> _Что сделать_: Верните без изменений часть отрывка о языке, которая находится между словами «Язык детей и» и «техническим термином страстей.», включая их.

Технический язык есть крайняя форма языка, в которой слово выражает максимум понятия и минимум эмоции.
Задумаемся теперь, что происходит в хрупких душах детей. Они ведь едва отличают одну вещь от другой. Как говорил Гёте, «вещи различаются, поскольку мы по-разному ими пользуемся». У детей пока не было возможности многое испытать, полученный ими опыт еще неглубок, его след едва заметен, как мягкие зеленые складки, которые покрывают поверхность тихих прудов. Дети только начинают овладевать понятиями, представлениями, идеями об окружающих вещах. Их легкие и беспокойные ощущения все время меняют свои формы, как облака, которые Гамлет показывает Полонию[119]; совершенно так же: то, что дети называют вещами, есть на самом деле лишь смутные силуэты, которые прорисовываются в их чувствах. Поэтому дети издают крики птичек, вылетающих из сада на солнце. А что еще? Нерасчлененные крики. Артикуляция необходима слову для того, чтобы ухватить установленные очертания понятий или точных и сложных образов; но достаточно крика, чтобы выразить взрыв радости или огорчения, мотив или причина которых неясны и несущественны (существенна лишь внутренняя реальность, очень субъективное движение всей души).
Язык детей и в целом язык чувства — другая крайняя форма языка, где слово, которое почти что еще и не слово, выражает минимум идеи и максимум аффекта. Это — междометие, его и можно считать техническим термином страстей.
Между этими крайностями протекает жизнь языка; междометие — его зародыш; термин — его мумия. И параллельно проходит процесс овнешнения внутреннего, когда примитивная, страстная и нецельная душа движется к единому разуму, который выкристаллизовывает систему идей.
Каждое слово имеет, таким образом, два полюса, две направляющие. Одна из них толкает к чистому выражению идеи, а другая, наоборот, побуждает проявить эмоциональное состояние. В каждый отдельный момент то, что выражается тем или иным словом, представляет собой компромисс между этими тенденциями.
Многочисленные словарные гнезда должны происходить из дифференциации определенных междометий матери. У всех людей вплоть до эрудитов и докторов сохраняется эмоциональность, которую выражала их мать. Возможно стоило бы разработать строгий научный термин, который вводил бы это понятие более методично, с достоинством знамени гильдии, как, например, в случае с междометием.
Однако, продолжим: ругательства — это такие слова, которые обозначают объективную реальность, но используются не для выражения этой реальности, а для того, чтобы продемонстрировать наши личные чувства. Когда Бароха говорит или пишет «имбецил», он не хочет сказать, что определяет кого-то как слабоумного, sine baculo[120], слово здесь имеет свою оригинальную валентность, не связанную с болезнью нервной системы. С помощью этого слова выражается страстное презрение к данному человеку. Ругательства употребляются как сложные междометия; то есть как изнанка слов.

> _Исходный список_:
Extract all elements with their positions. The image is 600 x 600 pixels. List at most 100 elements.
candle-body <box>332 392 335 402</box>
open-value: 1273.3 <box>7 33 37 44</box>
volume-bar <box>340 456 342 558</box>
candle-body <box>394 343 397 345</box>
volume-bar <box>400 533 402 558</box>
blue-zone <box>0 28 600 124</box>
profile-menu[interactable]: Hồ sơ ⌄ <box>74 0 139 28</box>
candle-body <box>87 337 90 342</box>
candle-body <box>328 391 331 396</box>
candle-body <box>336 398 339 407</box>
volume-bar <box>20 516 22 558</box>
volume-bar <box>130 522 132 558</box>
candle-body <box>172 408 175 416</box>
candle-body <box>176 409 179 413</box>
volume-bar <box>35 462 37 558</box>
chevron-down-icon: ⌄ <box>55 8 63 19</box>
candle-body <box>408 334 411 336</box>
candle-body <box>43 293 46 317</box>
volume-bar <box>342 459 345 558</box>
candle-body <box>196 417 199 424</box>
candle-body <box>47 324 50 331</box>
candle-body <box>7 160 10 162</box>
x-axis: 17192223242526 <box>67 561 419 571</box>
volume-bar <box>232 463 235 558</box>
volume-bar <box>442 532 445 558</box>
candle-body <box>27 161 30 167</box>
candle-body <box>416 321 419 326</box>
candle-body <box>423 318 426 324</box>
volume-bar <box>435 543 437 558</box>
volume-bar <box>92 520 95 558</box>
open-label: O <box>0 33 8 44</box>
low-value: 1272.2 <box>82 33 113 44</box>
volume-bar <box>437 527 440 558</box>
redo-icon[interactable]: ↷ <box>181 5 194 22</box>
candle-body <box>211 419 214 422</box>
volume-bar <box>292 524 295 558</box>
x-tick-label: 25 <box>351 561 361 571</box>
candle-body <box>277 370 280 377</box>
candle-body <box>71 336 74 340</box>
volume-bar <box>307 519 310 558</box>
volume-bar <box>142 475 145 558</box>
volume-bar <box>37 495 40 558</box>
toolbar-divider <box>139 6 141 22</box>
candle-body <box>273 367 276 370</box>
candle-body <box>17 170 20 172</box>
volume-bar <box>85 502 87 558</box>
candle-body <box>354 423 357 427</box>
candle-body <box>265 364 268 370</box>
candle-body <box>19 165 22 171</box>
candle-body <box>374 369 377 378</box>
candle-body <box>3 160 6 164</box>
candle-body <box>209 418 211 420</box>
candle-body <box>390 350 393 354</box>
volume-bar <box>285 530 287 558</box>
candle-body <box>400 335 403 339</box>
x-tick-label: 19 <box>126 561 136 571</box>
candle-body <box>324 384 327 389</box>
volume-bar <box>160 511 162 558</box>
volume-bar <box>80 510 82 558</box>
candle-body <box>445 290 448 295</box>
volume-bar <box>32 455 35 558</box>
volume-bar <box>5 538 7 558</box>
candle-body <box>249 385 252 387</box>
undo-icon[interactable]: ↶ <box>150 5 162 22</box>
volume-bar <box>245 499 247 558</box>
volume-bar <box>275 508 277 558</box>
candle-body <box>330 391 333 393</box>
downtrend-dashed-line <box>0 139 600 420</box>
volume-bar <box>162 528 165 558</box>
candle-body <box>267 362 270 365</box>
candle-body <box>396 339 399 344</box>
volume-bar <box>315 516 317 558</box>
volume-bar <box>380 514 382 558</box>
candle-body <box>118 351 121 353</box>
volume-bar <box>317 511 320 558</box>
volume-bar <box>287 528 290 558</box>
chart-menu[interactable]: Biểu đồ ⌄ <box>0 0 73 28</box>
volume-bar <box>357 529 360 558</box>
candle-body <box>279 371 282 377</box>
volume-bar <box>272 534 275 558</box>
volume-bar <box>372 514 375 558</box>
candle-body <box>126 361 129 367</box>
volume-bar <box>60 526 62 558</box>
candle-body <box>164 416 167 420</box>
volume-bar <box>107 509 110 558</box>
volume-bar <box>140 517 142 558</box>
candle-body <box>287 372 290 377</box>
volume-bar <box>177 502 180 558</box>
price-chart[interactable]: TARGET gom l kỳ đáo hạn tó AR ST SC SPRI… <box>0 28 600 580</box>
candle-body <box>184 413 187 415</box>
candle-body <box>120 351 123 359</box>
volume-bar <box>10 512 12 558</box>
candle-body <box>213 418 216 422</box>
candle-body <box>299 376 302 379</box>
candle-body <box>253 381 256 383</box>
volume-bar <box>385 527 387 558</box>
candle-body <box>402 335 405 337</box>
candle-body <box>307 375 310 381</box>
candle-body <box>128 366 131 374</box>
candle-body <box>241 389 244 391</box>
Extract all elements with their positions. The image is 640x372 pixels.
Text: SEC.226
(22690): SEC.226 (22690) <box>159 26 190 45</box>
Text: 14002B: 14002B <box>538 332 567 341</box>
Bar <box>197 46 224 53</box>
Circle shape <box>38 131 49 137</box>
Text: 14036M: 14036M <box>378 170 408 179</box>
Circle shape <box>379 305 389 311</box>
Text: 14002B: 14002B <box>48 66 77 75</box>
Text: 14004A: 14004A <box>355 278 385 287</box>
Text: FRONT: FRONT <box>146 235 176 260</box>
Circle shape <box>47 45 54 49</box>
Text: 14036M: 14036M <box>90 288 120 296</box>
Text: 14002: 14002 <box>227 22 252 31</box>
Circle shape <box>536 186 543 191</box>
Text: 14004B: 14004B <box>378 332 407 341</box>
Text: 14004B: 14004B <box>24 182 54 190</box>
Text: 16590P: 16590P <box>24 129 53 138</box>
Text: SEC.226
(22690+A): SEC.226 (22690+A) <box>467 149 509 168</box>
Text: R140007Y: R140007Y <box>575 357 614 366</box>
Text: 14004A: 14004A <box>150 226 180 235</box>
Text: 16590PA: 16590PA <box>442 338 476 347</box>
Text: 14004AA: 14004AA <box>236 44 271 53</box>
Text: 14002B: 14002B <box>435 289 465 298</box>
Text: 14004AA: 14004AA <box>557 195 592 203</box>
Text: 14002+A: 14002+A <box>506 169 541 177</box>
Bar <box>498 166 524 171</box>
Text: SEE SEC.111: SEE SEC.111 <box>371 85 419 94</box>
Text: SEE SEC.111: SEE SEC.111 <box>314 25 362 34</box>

> _Ответ_:
Язык детей и в целом язык чувства — другая крайняя форма языка, где слово, которое почти что еще и не слово, выражает минимум идеи и максимум аффекта. Это — междометие, его и можно считать техническим термином страстей.